> _Task_
Without the pictures, print each of the records below exactly as it appears.

> _Supplied information_
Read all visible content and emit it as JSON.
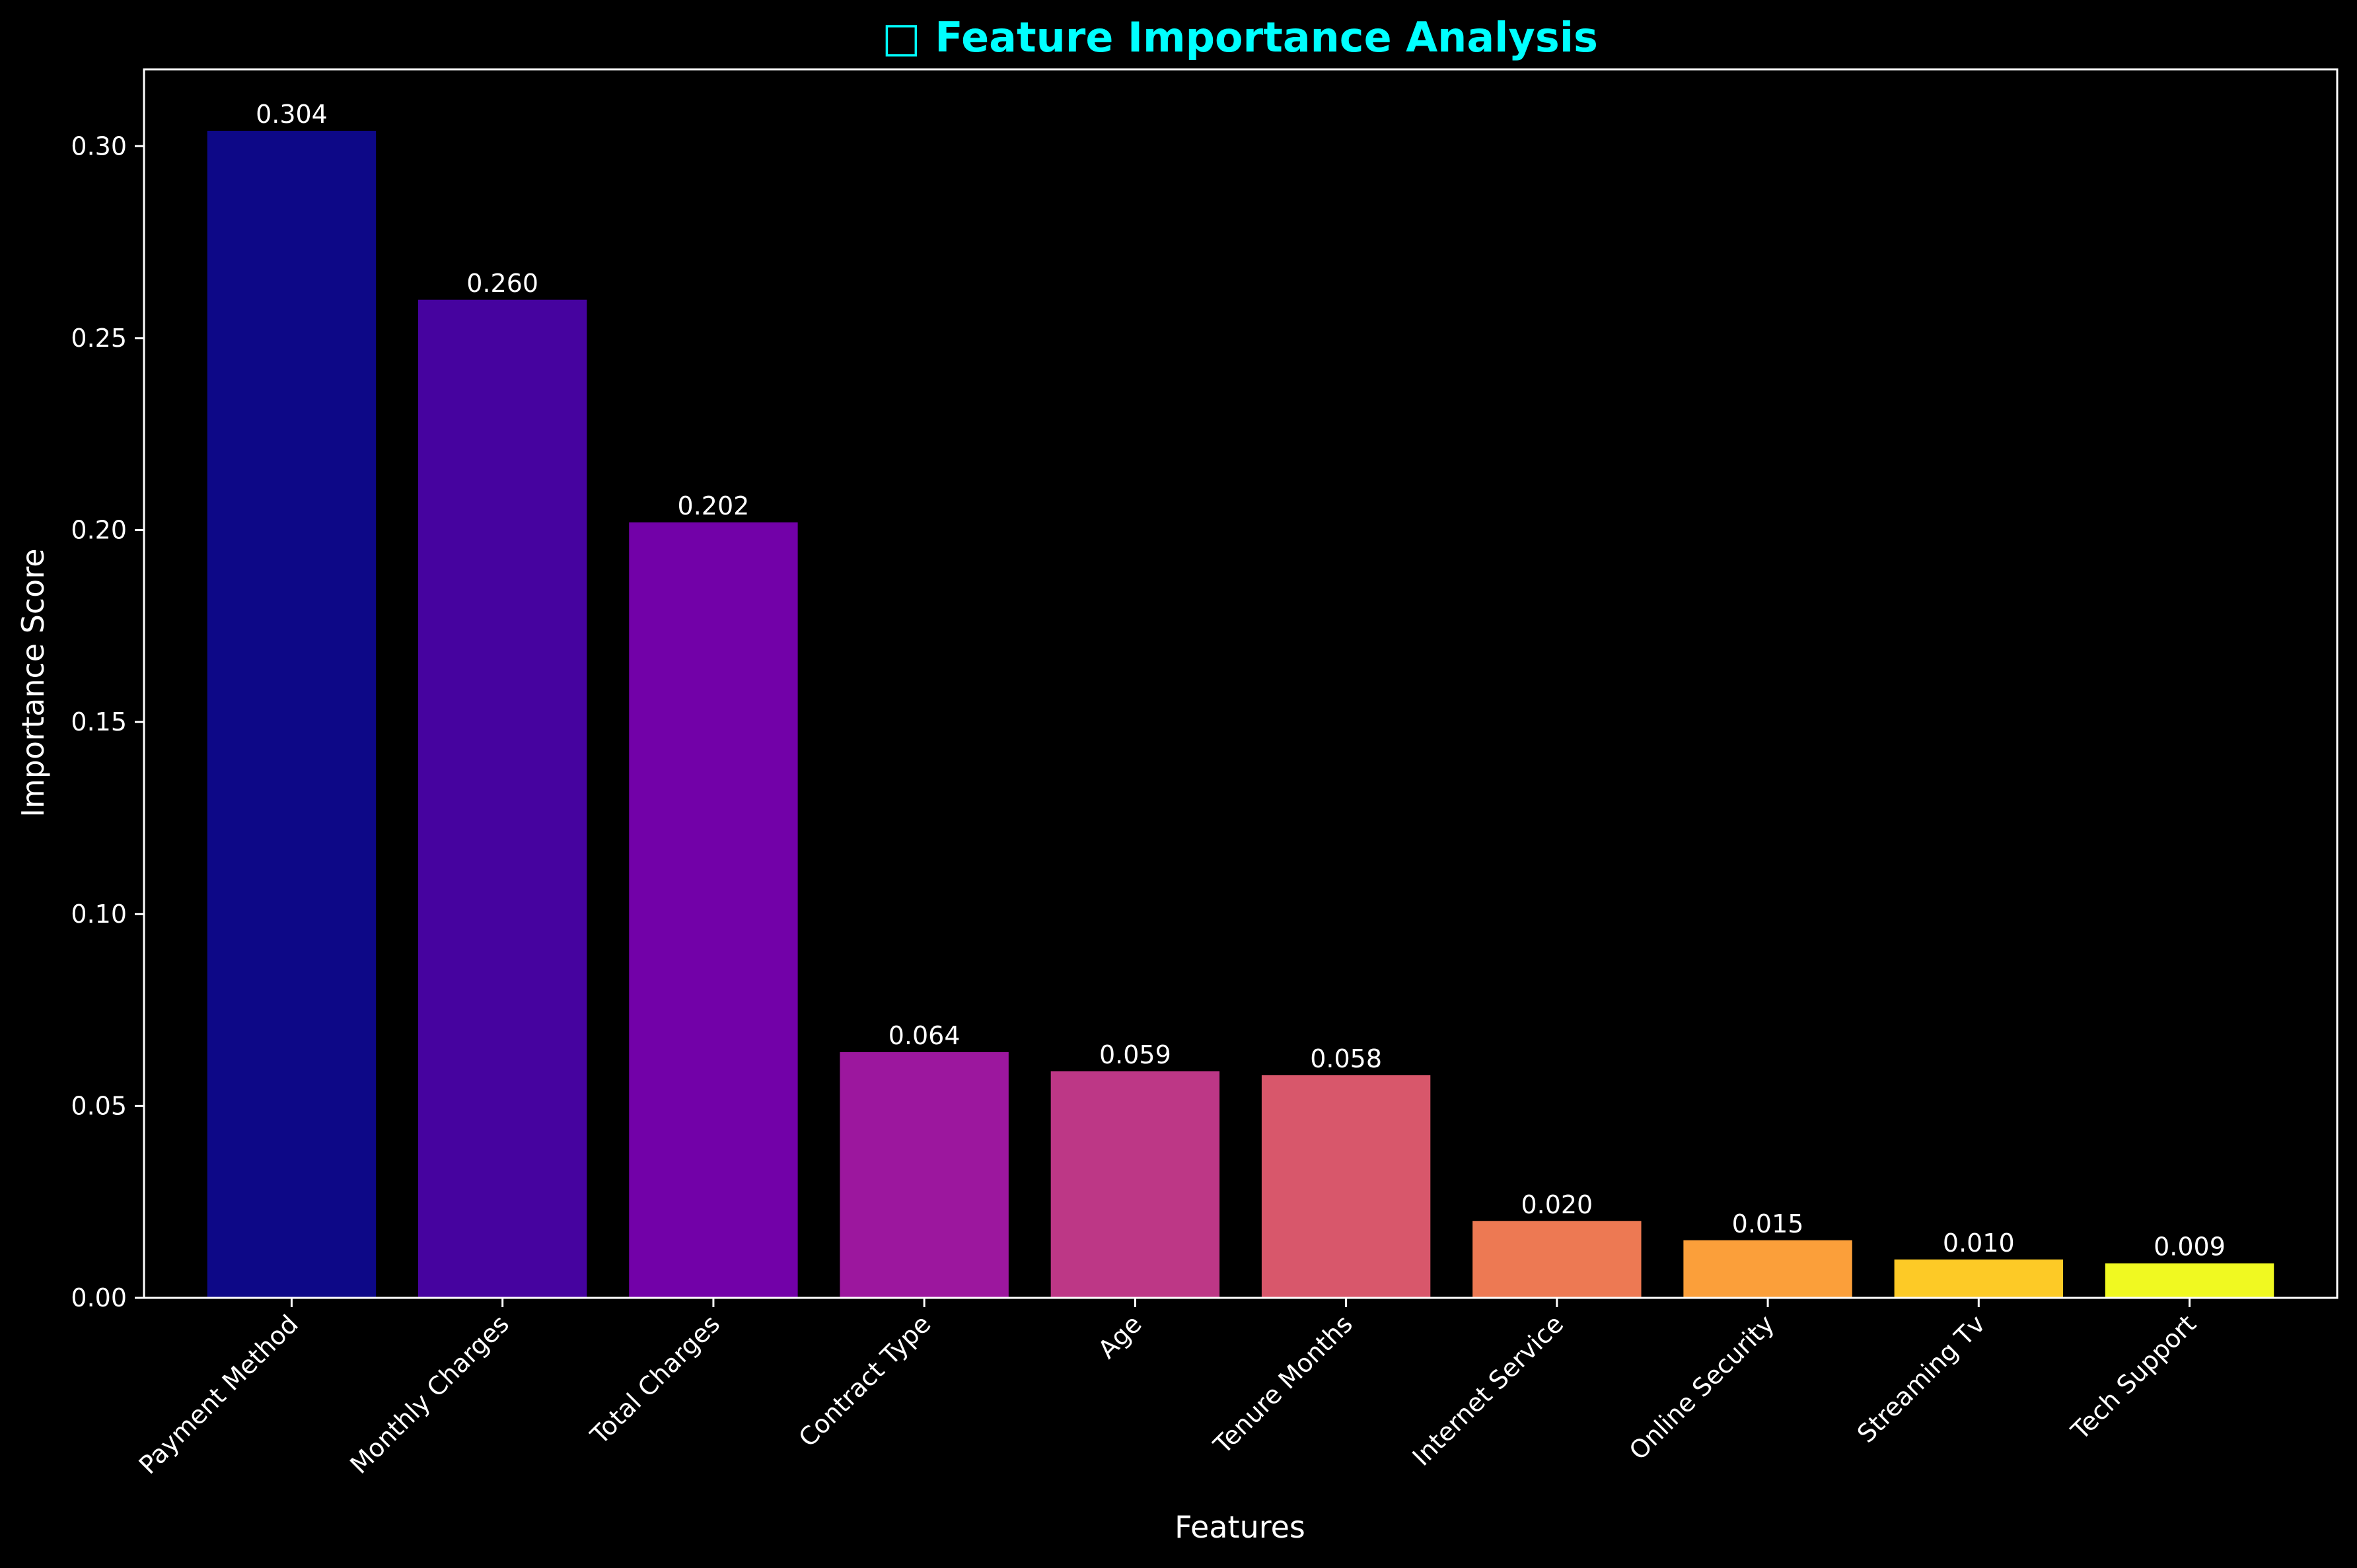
{
  "chart_data": {
    "type": "bar",
    "title": "□ Feature Importance Analysis",
    "xlabel": "Features",
    "ylabel": "Importance Score",
    "categories": [
      "Payment Method",
      "Monthly Charges",
      "Total Charges",
      "Contract Type",
      "Age",
      "Tenure Months",
      "Internet Service",
      "Online Security",
      "Streaming Tv",
      "Tech Support"
    ],
    "values": [
      0.304,
      0.26,
      0.202,
      0.064,
      0.059,
      0.058,
      0.02,
      0.015,
      0.01,
      0.009
    ],
    "value_labels": [
      "0.304",
      "0.260",
      "0.202",
      "0.064",
      "0.059",
      "0.058",
      "0.020",
      "0.015",
      "0.010",
      "0.009"
    ],
    "ylim": [
      0,
      0.32
    ],
    "yticks": [
      0.0,
      0.05,
      0.1,
      0.15,
      0.2,
      0.25,
      0.3
    ],
    "ytick_labels": [
      "0.00",
      "0.05",
      "0.10",
      "0.15",
      "0.20",
      "0.25",
      "0.30"
    ],
    "grid": false,
    "legend": "none",
    "colors": {
      "background": "#000000",
      "title": "#00FFFF",
      "text": "#FFFFFF",
      "axes": "#FFFFFF",
      "bars": [
        "#0D0887",
        "#46039F",
        "#7201A8",
        "#9C179E",
        "#BD3786",
        "#D8576B",
        "#ED7953",
        "#FB9F3A",
        "#FDCA26",
        "#F0F921"
      ]
    }
  }
}
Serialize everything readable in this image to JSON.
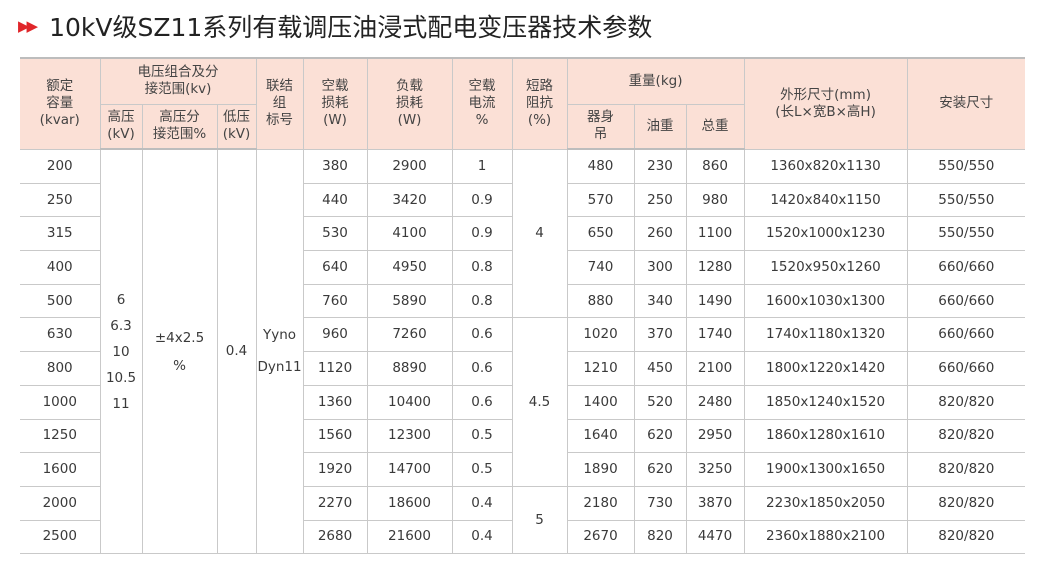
{
  "title": "10kV级SZ11系列有载调压油浸式配电变压器技术参数",
  "colors": {
    "accent": "#e0262a",
    "header_bg": "#fbe0d6"
  },
  "headers": {
    "capacity": "额定\n容量\n(kvar)",
    "voltage_group": "电压组合及分\n接范围(kv)",
    "hv": "高压\n(kV)",
    "tap": "高压分\n接范围%",
    "lv": "低压\n(kV)",
    "connection": "联结\n组\n标号",
    "no_load_loss": "空载\n损耗\n(W)",
    "load_loss": "负载\n损耗\n(W)",
    "no_load_current": "空载\n电流\n%",
    "impedance": "短路\n阻抗\n(%)",
    "weight": "重量(kg)",
    "body": "器身\n吊",
    "oil": "油重",
    "total": "总重",
    "dimensions": "外形尺寸(mm)\n(长L×宽B×高H)",
    "install": "安装尺寸"
  },
  "merged": {
    "hv": [
      "6",
      "6.3",
      "10",
      "10.5",
      "11"
    ],
    "tap": [
      "±4x2.5",
      "%"
    ],
    "lv": "0.4",
    "connection": [
      "Yyno",
      "Dyn11"
    ],
    "impedance": [
      "4",
      "4.5",
      "5"
    ]
  },
  "rows": [
    {
      "cap": "200",
      "nll": "380",
      "ll": "2900",
      "nlc": "1",
      "body": "480",
      "oil": "230",
      "total": "860",
      "dim": "1360x820x1130",
      "inst": "550/550"
    },
    {
      "cap": "250",
      "nll": "440",
      "ll": "3420",
      "nlc": "0.9",
      "body": "570",
      "oil": "250",
      "total": "980",
      "dim": "1420x840x1150",
      "inst": "550/550"
    },
    {
      "cap": "315",
      "nll": "530",
      "ll": "4100",
      "nlc": "0.9",
      "body": "650",
      "oil": "260",
      "total": "1100",
      "dim": "1520x1000x1230",
      "inst": "550/550"
    },
    {
      "cap": "400",
      "nll": "640",
      "ll": "4950",
      "nlc": "0.8",
      "body": "740",
      "oil": "300",
      "total": "1280",
      "dim": "1520x950x1260",
      "inst": "660/660"
    },
    {
      "cap": "500",
      "nll": "760",
      "ll": "5890",
      "nlc": "0.8",
      "body": "880",
      "oil": "340",
      "total": "1490",
      "dim": "1600x1030x1300",
      "inst": "660/660"
    },
    {
      "cap": "630",
      "nll": "960",
      "ll": "7260",
      "nlc": "0.6",
      "body": "1020",
      "oil": "370",
      "total": "1740",
      "dim": "1740x1180x1320",
      "inst": "660/660"
    },
    {
      "cap": "800",
      "nll": "1120",
      "ll": "8890",
      "nlc": "0.6",
      "body": "1210",
      "oil": "450",
      "total": "2100",
      "dim": "1800x1220x1420",
      "inst": "660/660"
    },
    {
      "cap": "1000",
      "nll": "1360",
      "ll": "10400",
      "nlc": "0.6",
      "body": "1400",
      "oil": "520",
      "total": "2480",
      "dim": "1850x1240x1520",
      "inst": "820/820"
    },
    {
      "cap": "1250",
      "nll": "1560",
      "ll": "12300",
      "nlc": "0.5",
      "body": "1640",
      "oil": "620",
      "total": "2950",
      "dim": "1860x1280x1610",
      "inst": "820/820"
    },
    {
      "cap": "1600",
      "nll": "1920",
      "ll": "14700",
      "nlc": "0.5",
      "body": "1890",
      "oil": "620",
      "total": "3250",
      "dim": "1900x1300x1650",
      "inst": "820/820"
    },
    {
      "cap": "2000",
      "nll": "2270",
      "ll": "18600",
      "nlc": "0.4",
      "body": "2180",
      "oil": "730",
      "total": "3870",
      "dim": "2230x1850x2050",
      "inst": "820/820"
    },
    {
      "cap": "2500",
      "nll": "2680",
      "ll": "21600",
      "nlc": "0.4",
      "body": "2670",
      "oil": "820",
      "total": "4470",
      "dim": "2360x1880x2100",
      "inst": "820/820"
    }
  ]
}
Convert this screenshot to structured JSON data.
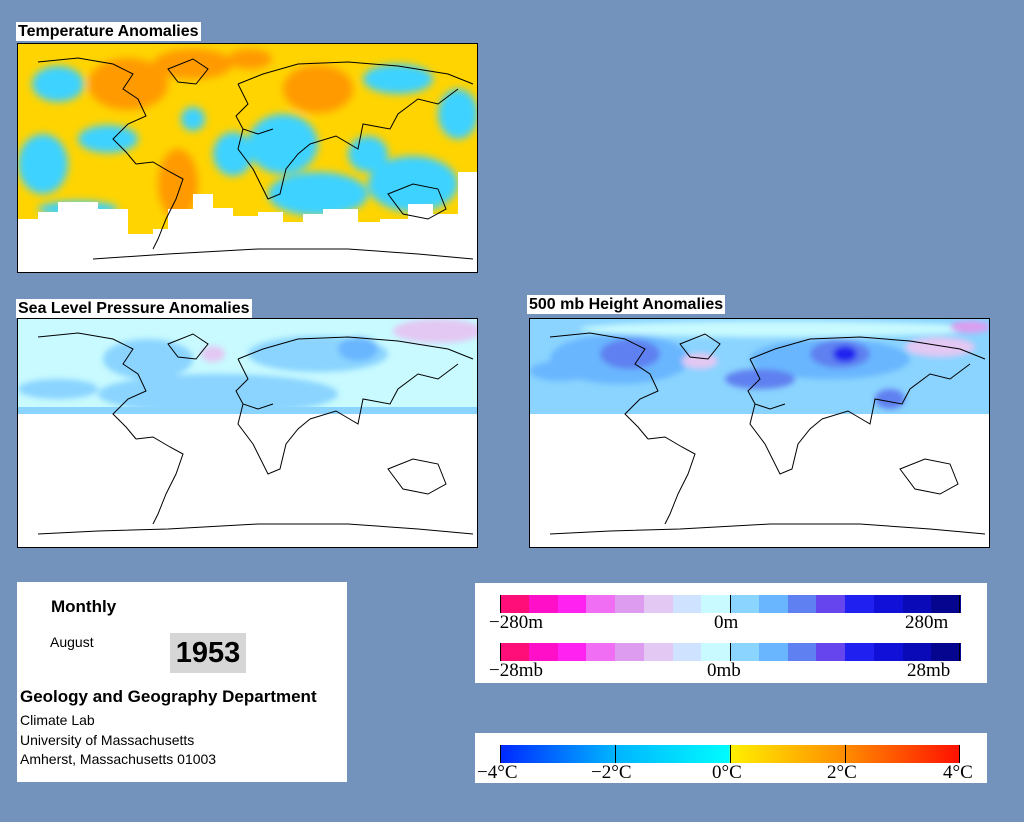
{
  "maps": {
    "temperature": {
      "title": "Temperature Anomalies"
    },
    "slp": {
      "title": "Sea Level Pressure Anomalies"
    },
    "height500": {
      "title": "500 mb Height Anomalies"
    }
  },
  "info": {
    "period": "Monthly",
    "month": "August",
    "year": "1953",
    "department": "Geology and Geography Department",
    "lab": "Climate Lab",
    "university": "University of Massachusetts",
    "address": "Amherst, Massachusetts 01003"
  },
  "legends": {
    "height": {
      "colors": [
        "#ff0e7a",
        "#ff10c8",
        "#ff22f0",
        "#ef6ef3",
        "#dd9cef",
        "#e3c8f3",
        "#cfe2ff",
        "#c8faff",
        "#8ad4ff",
        "#69b6ff",
        "#5e80f0",
        "#6644ee",
        "#2020f0",
        "#1010d8",
        "#0a0ab8",
        "#050590"
      ],
      "labels": [
        "−280m",
        "0m",
        "280m"
      ]
    },
    "pressure": {
      "colors": [
        "#ff0e7a",
        "#ff10c8",
        "#ff22f0",
        "#ef6ef3",
        "#dd9cef",
        "#e3c8f3",
        "#cfe2ff",
        "#c8faff",
        "#8ad4ff",
        "#69b6ff",
        "#5e80f0",
        "#6644ee",
        "#2020f0",
        "#1010d8",
        "#0a0ab8",
        "#050590"
      ],
      "labels": [
        "−28mb",
        "0mb",
        "28mb"
      ]
    },
    "temperature": {
      "colors": [
        "#0028ff",
        "#00b4ff",
        "#00fcff",
        "#fff000",
        "#ff8c00",
        "#ff1000"
      ],
      "labels": [
        "−4°C",
        "−2°C",
        "0°C",
        "2°C",
        "4°C"
      ]
    }
  }
}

> _Complete answer_
Read all visible content and emit it as JSON.
{
  "chart_data": {
    "type": "bar",
    "title": "□ Feature Importance Analysis",
    "xlabel": "Features",
    "ylabel": "Importance Score",
    "categories": [
      "Payment Method",
      "Monthly Charges",
      "Total Charges",
      "Contract Type",
      "Age",
      "Tenure Months",
      "Internet Service",
      "Online Security",
      "Streaming Tv",
      "Tech Support"
    ],
    "values": [
      0.304,
      0.26,
      0.202,
      0.064,
      0.059,
      0.058,
      0.02,
      0.015,
      0.01,
      0.009
    ],
    "value_labels": [
      "0.304",
      "0.260",
      "0.202",
      "0.064",
      "0.059",
      "0.058",
      "0.020",
      "0.015",
      "0.010",
      "0.009"
    ],
    "ylim": [
      0,
      0.32
    ],
    "yticks": [
      0.0,
      0.05,
      0.1,
      0.15,
      0.2,
      0.25,
      0.3
    ],
    "ytick_labels": [
      "0.00",
      "0.05",
      "0.10",
      "0.15",
      "0.20",
      "0.25",
      "0.30"
    ],
    "grid": false,
    "legend": "none",
    "colors": {
      "background": "#000000",
      "title": "#00FFFF",
      "text": "#FFFFFF",
      "axes": "#FFFFFF",
      "bars": [
        "#0D0887",
        "#46039F",
        "#7201A8",
        "#9C179E",
        "#BD3786",
        "#D8576B",
        "#ED7953",
        "#FB9F3A",
        "#FDCA26",
        "#F0F921"
      ]
    }
  }
}
Serialize everything readable in this image to JSON.
{
  "title": "10kV级SZ11系列有载调压油浸式配电变压器技术参数",
  "colors": {
    "accent": "#e0262a",
    "header_bg": "#fbe0d6"
  },
  "headers": {
    "capacity": "额定\n容量\n(kvar)",
    "voltage_group": "电压组合及分\n接范围(kv)",
    "hv": "高压\n(kV)",
    "tap": "高压分\n接范围%",
    "lv": "低压\n(kV)",
    "connection": "联结\n组\n标号",
    "no_load_loss": "空载\n损耗\n(W)",
    "load_loss": "负载\n损耗\n(W)",
    "no_load_current": "空载\n电流\n%",
    "impedance": "短路\n阻抗\n(%)",
    "weight": "重量(kg)",
    "body": "器身\n吊",
    "oil": "油重",
    "total": "总重",
    "dimensions": "外形尺寸(mm)\n(长L×宽B×高H)",
    "install": "安装尺寸"
  },
  "merged": {
    "hv": [
      "6",
      "6.3",
      "10",
      "10.5",
      "11"
    ],
    "tap": [
      "±4x2.5",
      "%"
    ],
    "lv": "0.4",
    "connection": [
      "Yyno",
      "Dyn11"
    ],
    "impedance": [
      "4",
      "4.5",
      "5"
    ]
  },
  "rows": [
    {
      "cap": "200",
      "nll": "380",
      "ll": "2900",
      "nlc": "1",
      "body": "480",
      "oil": "230",
      "total": "860",
      "dim": "1360x820x1130",
      "inst": "550/550"
    },
    {
      "cap": "250",
      "nll": "440",
      "ll": "3420",
      "nlc": "0.9",
      "body": "570",
      "oil": "250",
      "total": "980",
      "dim": "1420x840x1150",
      "inst": "550/550"
    },
    {
      "cap": "315",
      "nll": "530",
      "ll": "4100",
      "nlc": "0.9",
      "body": "650",
      "oil": "260",
      "total": "1100",
      "dim": "1520x1000x1230",
      "inst": "550/550"
    },
    {
      "cap": "400",
      "nll": "640",
      "ll": "4950",
      "nlc": "0.8",
      "body": "740",
      "oil": "300",
      "total": "1280",
      "dim": "1520x950x1260",
      "inst": "660/660"
    },
    {
      "cap": "500",
      "nll": "760",
      "ll": "5890",
      "nlc": "0.8",
      "body": "880",
      "oil": "340",
      "total": "1490",
      "dim": "1600x1030x1300",
      "inst": "660/660"
    },
    {
      "cap": "630",
      "nll": "960",
      "ll": "7260",
      "nlc": "0.6",
      "body": "1020",
      "oil": "370",
      "total": "1740",
      "dim": "1740x1180x1320",
      "inst": "660/660"
    },
    {
      "cap": "800",
      "nll": "1120",
      "ll": "8890",
      "nlc": "0.6",
      "body": "1210",
      "oil": "450",
      "total": "2100",
      "dim": "1800x1220x1420",
      "inst": "660/660"
    },
    {
      "cap": "1000",
      "nll": "1360",
      "ll": "10400",
      "nlc": "0.6",
      "body": "1400",
      "oil": "520",
      "total": "2480",
      "dim": "1850x1240x1520",
      "inst": "820/820"
    },
    {
      "cap": "1250",
      "nll": "1560",
      "ll": "12300",
      "nlc": "0.5",
      "body": "1640",
      "oil": "620",
      "total": "2950",
      "dim": "1860x1280x1610",
      "inst": "820/820"
    },
    {
      "cap": "1600",
      "nll": "1920",
      "ll": "14700",
      "nlc": "0.5",
      "body": "1890",
      "oil": "620",
      "total": "3250",
      "dim": "1900x1300x1650",
      "inst": "820/820"
    },
    {
      "cap": "2000",
      "nll": "2270",
      "ll": "18600",
      "nlc": "0.4",
      "body": "2180",
      "oil": "730",
      "total": "3870",
      "dim": "2230x1850x2050",
      "inst": "820/820"
    },
    {
      "cap": "2500",
      "nll": "2680",
      "ll": "21600",
      "nlc": "0.4",
      "body": "2670",
      "oil": "820",
      "total": "4470",
      "dim": "2360x1880x2100",
      "inst": "820/820"
    }
  ]
}
Convert this screenshot to structured JSON data.
{
  "maps": {
    "temperature": {
      "title": "Temperature Anomalies"
    },
    "slp": {
      "title": "Sea Level Pressure Anomalies"
    },
    "height500": {
      "title": "500 mb Height Anomalies"
    }
  },
  "info": {
    "period": "Monthly",
    "month": "August",
    "year": "1953",
    "department": "Geology and Geography Department",
    "lab": "Climate Lab",
    "university": "University of Massachusetts",
    "address": "Amherst, Massachusetts 01003"
  },
  "legends": {
    "height": {
      "colors": [
        "#ff0e7a",
        "#ff10c8",
        "#ff22f0",
        "#ef6ef3",
        "#dd9cef",
        "#e3c8f3",
        "#cfe2ff",
        "#c8faff",
        "#8ad4ff",
        "#69b6ff",
        "#5e80f0",
        "#6644ee",
        "#2020f0",
        "#1010d8",
        "#0a0ab8",
        "#050590"
      ],
      "labels": [
        "−280m",
        "0m",
        "280m"
      ]
    },
    "pressure": {
      "colors": [
        "#ff0e7a",
        "#ff10c8",
        "#ff22f0",
        "#ef6ef3",
        "#dd9cef",
        "#e3c8f3",
        "#cfe2ff",
        "#c8faff",
        "#8ad4ff",
        "#69b6ff",
        "#5e80f0",
        "#6644ee",
        "#2020f0",
        "#1010d8",
        "#0a0ab8",
        "#050590"
      ],
      "labels": [
        "−28mb",
        "0mb",
        "28mb"
      ]
    },
    "temperature": {
      "colors": [
        "#0028ff",
        "#00b4ff",
        "#00fcff",
        "#fff000",
        "#ff8c00",
        "#ff1000"
      ],
      "labels": [
        "−4°C",
        "−2°C",
        "0°C",
        "2°C",
        "4°C"
      ]
    }
  }
}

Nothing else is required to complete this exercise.